Short exercise: Look through the records below and give the number of lines holding the string "KERAUNOS", nothing more.

Source data:
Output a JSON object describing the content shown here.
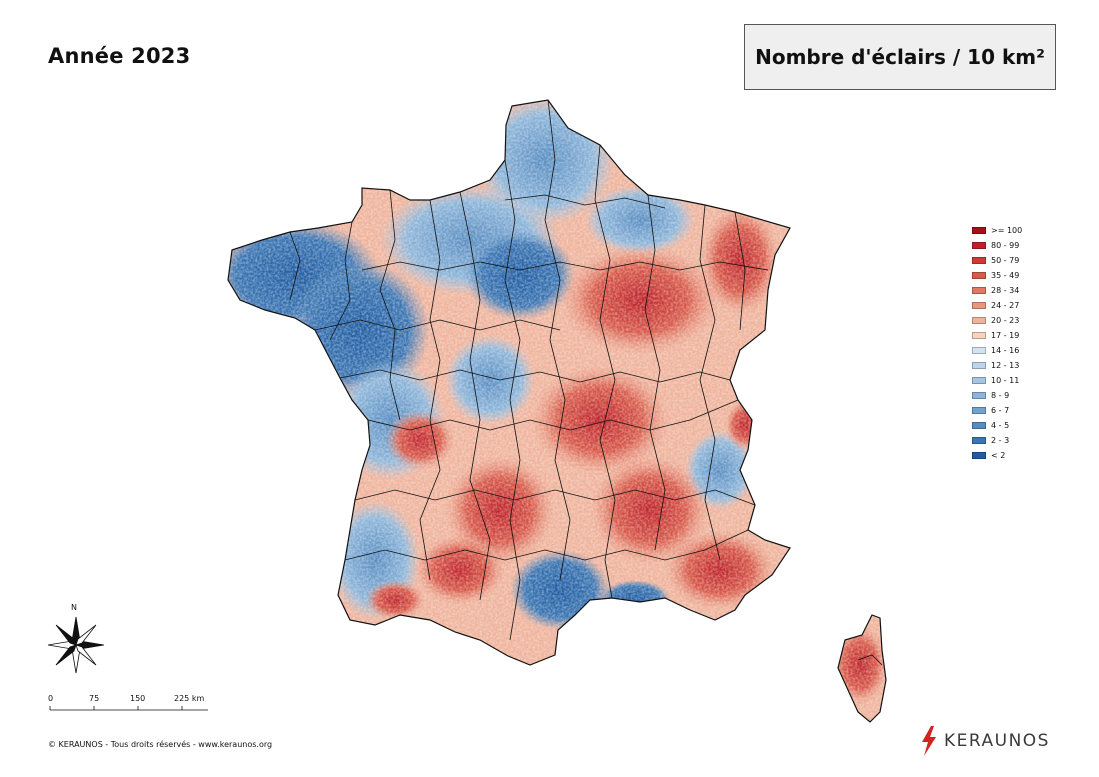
{
  "title": "Année 2023",
  "units": "Nombre d'éclairs / 10 km²",
  "legend": [
    {
      "label": ">= 100",
      "color": "#a50f15"
    },
    {
      "label": "80 - 99",
      "color": "#be2128"
    },
    {
      "label": "50 - 79",
      "color": "#cf3b34"
    },
    {
      "label": "35 - 49",
      "color": "#d85a4a"
    },
    {
      "label": "28 - 34",
      "color": "#e07862"
    },
    {
      "label": "24 - 27",
      "color": "#e8967e"
    },
    {
      "label": "20 - 23",
      "color": "#efb39c"
    },
    {
      "label": "17 - 19",
      "color": "#f7d3bf"
    },
    {
      "label": "14 - 16",
      "color": "#d3e3f1"
    },
    {
      "label": "12 - 13",
      "color": "#bcd5ea"
    },
    {
      "label": "10 - 11",
      "color": "#a5c6e2"
    },
    {
      "label": "8 - 9",
      "color": "#8db5d9"
    },
    {
      "label": "6 - 7",
      "color": "#72a2cf"
    },
    {
      "label": "4 - 5",
      "color": "#578cc1"
    },
    {
      "label": "2 - 3",
      "color": "#3b75b2"
    },
    {
      "label": "< 2",
      "color": "#1f5ca2"
    }
  ],
  "north_label": "N",
  "scale": {
    "labels": [
      "0",
      "75",
      "150",
      "225 km"
    ]
  },
  "copyright": "© KERAUNOS - Tous droits réservés - www.keraunos.org",
  "brand": {
    "name": "KERAUNOS",
    "color": "#d2231f"
  },
  "icons": {
    "compass": "compass-rose-icon",
    "brand": "lightning-bolt-icon"
  }
}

Task response: 2